Material to process:
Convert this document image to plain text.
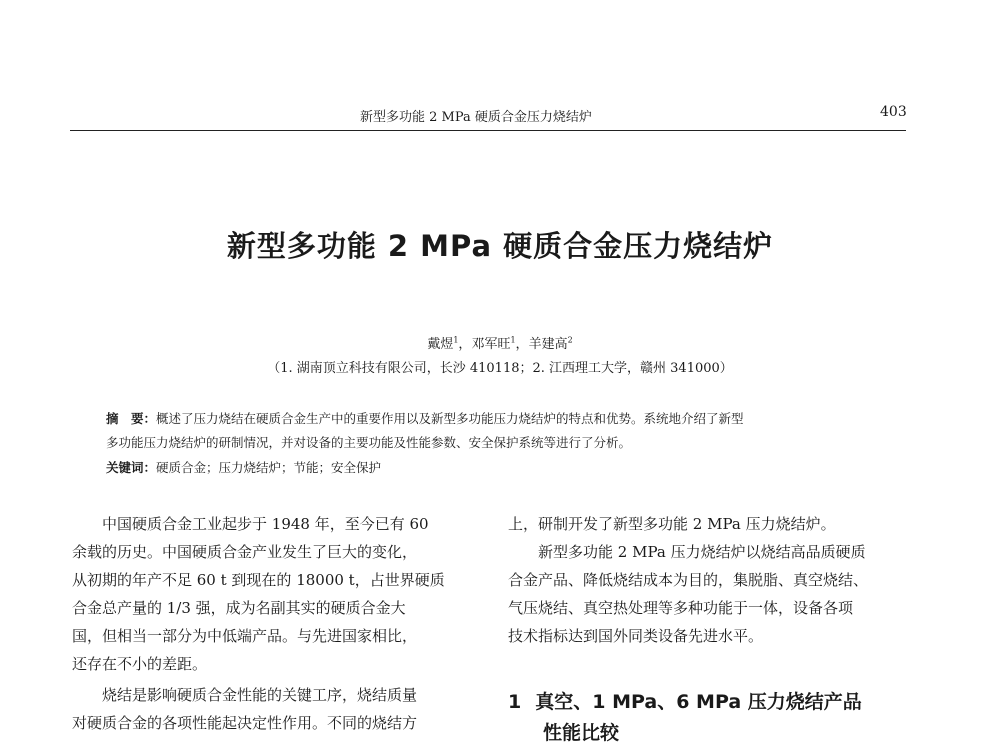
新型多功能 2 MPa 硬质合金压力烧结炉	403
新型多功能 2 MPa 硬质合金压力烧结炉
戴煜$^1$，邓军旺$^1$，羊建高$^2$
（1. 湖南顶立科技有限公司，长沙 410118；2. 江西理工大学，赣州 341000）
摘　要：概述了压力烧结在硬质合金生产中的重要作用以及新型多功能压力烧结炉的特点和优势。系统地介绍了新型
多功能压力烧结炉的研制情况，并对设备的主要功能及性能参数、安全保护系统等进行了分析。
关键词：硬质合金；压力烧结炉；节能；安全保护
　　中国硬质合金工业起步于 1948 年，至今已有 60
余载的历史。中国硬质合金产业发生了巨大的变化，
从初期的年产不足 60 t 到现在的 18000 t，占世界硬质
合金总产量的 1/3 强，成为名副其实的硬质合金大
国，但相当一部分为中低端产品。与先进国家相比，
还存在不小的差距。
　　烧结是影响硬质合金性能的关键工序，烧结质量
对硬质合金的各项性能起决定性作用。不同的烧结方
上，研制开发了新型多功能 2 MPa 压力烧结炉。
　　新型多功能 2 MPa 压力烧结炉以烧结高品质硬质
合金产品、降低烧结成本为目的，集脱脂、真空烧结、
气压烧结、真空热处理等多种功能于一体，设备各项
技术指标达到国外同类设备先进水平。
1 真空、1 MPa、6 MPa 压力烧结产品
性能比较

What the task requires:
Write out the listing above exactly as it stands, pictures excluded.

Written reply:
Convert this document image to plain text.
新型多功能 2 MPa 硬质合金压力烧结炉	403
新型多功能 2 MPa 硬质合金压力烧结炉
戴煜$^1$，邓军旺$^1$，羊建高$^2$
（1. 湖南顶立科技有限公司，长沙 410118；2. 江西理工大学，赣州 341000）
摘　要：概述了压力烧结在硬质合金生产中的重要作用以及新型多功能压力烧结炉的特点和优势。系统地介绍了新型
多功能压力烧结炉的研制情况，并对设备的主要功能及性能参数、安全保护系统等进行了分析。
关键词：硬质合金；压力烧结炉；节能；安全保护
　　中国硬质合金工业起步于 1948 年，至今已有 60
余载的历史。中国硬质合金产业发生了巨大的变化，
从初期的年产不足 60 t 到现在的 18000 t，占世界硬质
合金总产量的 1/3 强，成为名副其实的硬质合金大
国，但相当一部分为中低端产品。与先进国家相比，
还存在不小的差距。
　　烧结是影响硬质合金性能的关键工序，烧结质量
对硬质合金的各项性能起决定性作用。不同的烧结方
上，研制开发了新型多功能 2 MPa 压力烧结炉。
　　新型多功能 2 MPa 压力烧结炉以烧结高品质硬质
合金产品、降低烧结成本为目的，集脱脂、真空烧结、
气压烧结、真空热处理等多种功能于一体，设备各项
技术指标达到国外同类设备先进水平。
1 真空、1 MPa、6 MPa 压力烧结产品
性能比较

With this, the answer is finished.